*Supplied passage*

On my desktop PC (Zen+, 3.7 GHz), can generally get:
~ 3.8 GB/s, for large fills (4MB).
~ 7.4 GB/s, for medium fills (128K).
~ 12 GB/s, for small fills (8K).

The relative impact of element size or loop structure for the memory
stores seems to be a lot smaller on this machine (likely because of OoO
and similar).

Though, naive byte copy loops are still relatively slow, even on x86-64.

LZ decompressors are harder, usually harder to get them much past around
2 GB/s or so for typical data (for an LZ4 style compression format).

For anything with a Huffman stage, hard to get much past around 600-800
MB/s or so (single threaded).

Hiding this stuff behind a function is "usually" preferable, and then
the program can hopefully avoid a big mess along the lines of, say:

#ifdef _MSC_VER
... MSVC stuff
#endif

#ifdef __GNUC__
... GCC stuff
#endif

#ifdef _M_X64 //MSVC
...
#endif

#ifdef _M_X86 //MSVC
...
#endif

#ifdef __i386__ //GCC or Clang
...
#endif

#ifdef __x86_64__ //GCC or Clang
...
#endif

#ifdef _M_ARM //ARM + MSVC
...
#endif

#ifdef __arm__ //ARM + GCC
...
#endif

#ifdef __BJX2__ //my ISA, assumes it is BGBCC
...
#endif

...

Where, stuff like this is preferably kept to a minimum, and tends to
turn programs into a big hairy mess.

*Extracted data*
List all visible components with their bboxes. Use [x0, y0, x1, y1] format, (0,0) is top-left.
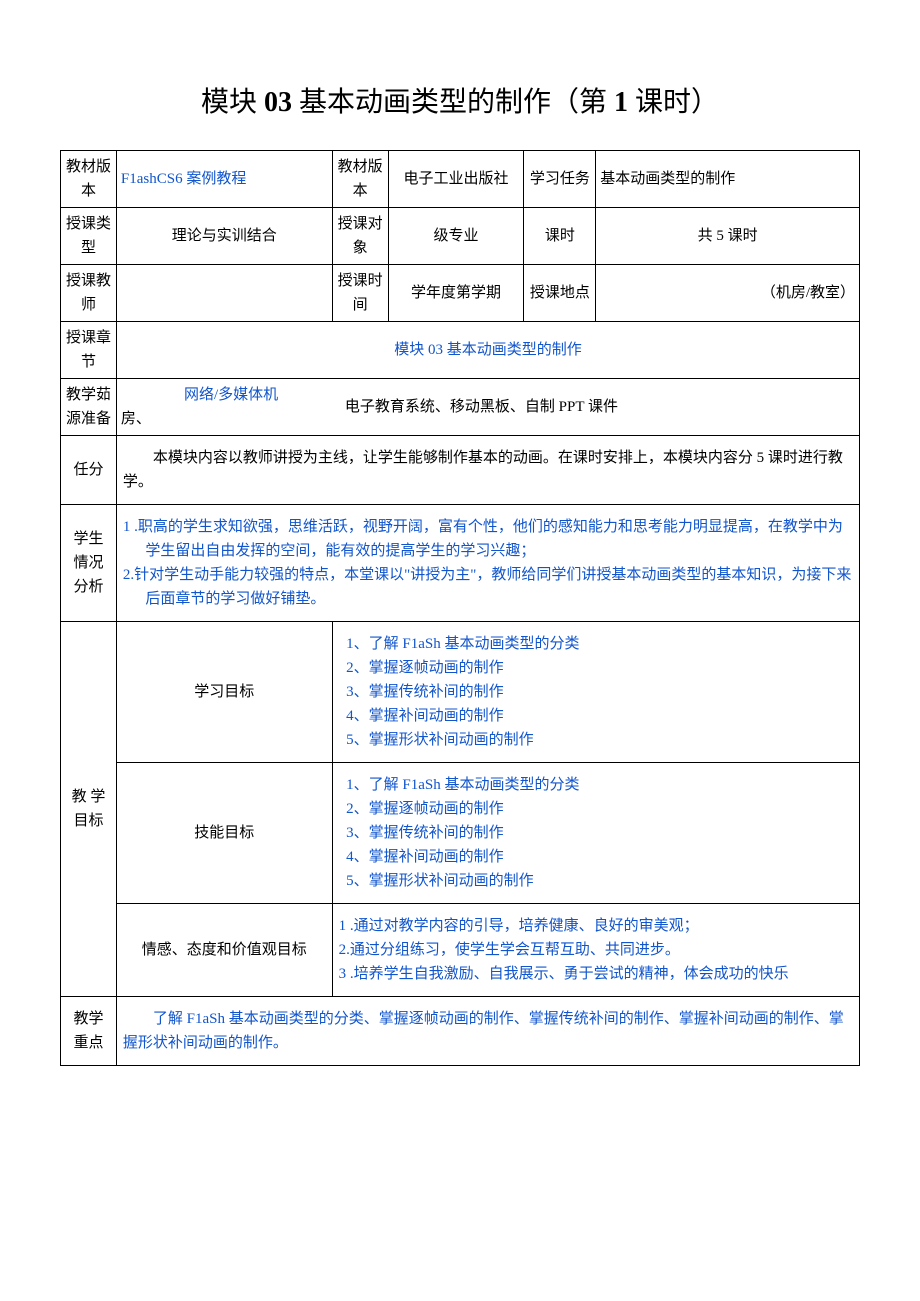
table-row: 教 学目标 学习目标 1、了解 F1aSh 基本动画类型的分类 2、掌握逐帧动画… [61, 622, 860, 763]
cell-time-label: 授课时间 [332, 265, 388, 322]
cell-hours-label: 课时 [524, 208, 596, 265]
cell-emotion-goal-label: 情感、态度和价值观目标 [116, 904, 332, 997]
cell-time: 学年度第学期 [388, 265, 524, 322]
cell-skill-goal: 1、了解 F1aSh 基本动画类型的分类 2、掌握逐帧动画的制作 3、掌握传统补… [332, 763, 859, 904]
cell-textbook-pub: 电子工业出版社 [388, 151, 524, 208]
cell-student-analysis: 1 .职高的学生求知欲强，思维活跃，视野开阔，富有个性，他们的感知能力和思考能力… [116, 505, 859, 622]
cell-chapter-label: 授课章节 [61, 322, 117, 379]
cell-study-goal-label: 学习目标 [116, 622, 332, 763]
cell-resources: 网络/多媒体机 房、 电子教育系统、移动黑板、自制 PPT 课件 [116, 379, 859, 436]
cell-assignment: 本模块内容以教师讲授为主线，让学生能够制作基本的动画。在课时安排上，本模块内容分… [116, 436, 859, 505]
table-row: 教材版本 F1ashCS6 案例教程 教材版本 电子工业出版社 学习任务 基本动… [61, 151, 860, 208]
cell-assignment-label: 任分 [61, 436, 117, 505]
lesson-plan-table: 教材版本 F1ashCS6 案例教程 教材版本 电子工业出版社 学习任务 基本动… [60, 150, 860, 1066]
cell-location-label: 授课地点 [524, 265, 596, 322]
cell-textbook-version: F1ashCS6 案例教程 [116, 151, 332, 208]
table-row: 情感、态度和价值观目标 1 .通过对教学内容的引导，培养健康、良好的审美观； 2… [61, 904, 860, 997]
cell-audience-label: 授课对象 [332, 208, 388, 265]
cell-class-type: 理论与实训结合 [116, 208, 332, 265]
cell-goals-label: 教 学目标 [61, 622, 117, 997]
cell-task: 基本动画类型的制作 [596, 151, 860, 208]
cell-student-analysis-label: 学生情况分析 [61, 505, 117, 622]
table-row: 教学重点 了解 F1aSh 基本动画类型的分类、掌握逐帧动画的制作、掌握传统补间… [61, 997, 860, 1066]
table-row: 学生情况分析 1 .职高的学生求知欲强，思维活跃，视野开阔，富有个性，他们的感知… [61, 505, 860, 622]
cell-keypoint-label: 教学重点 [61, 997, 117, 1066]
cell-task-label: 学习任务 [524, 151, 596, 208]
table-row: 任分 本模块内容以教师讲授为主线，让学生能够制作基本的动画。在课时安排上，本模块… [61, 436, 860, 505]
table-row: 授课教师 授课时间 学年度第学期 授课地点 （机房/教室） [61, 265, 860, 322]
cell-skill-goal-label: 技能目标 [116, 763, 332, 904]
table-row: 技能目标 1、了解 F1aSh 基本动画类型的分类 2、掌握逐帧动画的制作 3、… [61, 763, 860, 904]
cell-resources-label: 教学茹源准备 [61, 379, 117, 436]
table-row: 授课类型 理论与实训结合 授课对象 级专业 课时 共 5 课时 [61, 208, 860, 265]
cell-chapter: 模块 03 基本动画类型的制作 [116, 322, 859, 379]
cell-study-goal: 1、了解 F1aSh 基本动画类型的分类 2、掌握逐帧动画的制作 3、掌握传统补… [332, 622, 859, 763]
table-row: 教学茹源准备 网络/多媒体机 房、 电子教育系统、移动黑板、自制 PPT 课件 [61, 379, 860, 436]
cell-audience: 级专业 [388, 208, 524, 265]
page-title: 模块 03 基本动画类型的制作（第 1 课时） [60, 80, 860, 120]
cell-keypoint: 了解 F1aSh 基本动画类型的分类、掌握逐帧动画的制作、掌握传统补间的制作、掌… [116, 997, 859, 1066]
cell-textbook-version-label: 教材版本 [61, 151, 117, 208]
cell-textbook-pub-label: 教材版本 [332, 151, 388, 208]
cell-teacher-label: 授课教师 [61, 265, 117, 322]
cell-location: （机房/教室） [596, 265, 860, 322]
cell-hours: 共 5 课时 [596, 208, 860, 265]
cell-emotion-goal: 1 .通过对教学内容的引导，培养健康、良好的审美观； 2.通过分组练习，使学生学… [332, 904, 859, 997]
table-row: 授课章节 模块 03 基本动画类型的制作 [61, 322, 860, 379]
cell-teacher [116, 265, 332, 322]
cell-class-type-label: 授课类型 [61, 208, 117, 265]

*Work to complete*
In the post on memory fill speeds, roughly what rate does the writer report for small fills of 8K on the desktop PC? Rely only on the text for this.

*The completed task*
About 12 GB/s.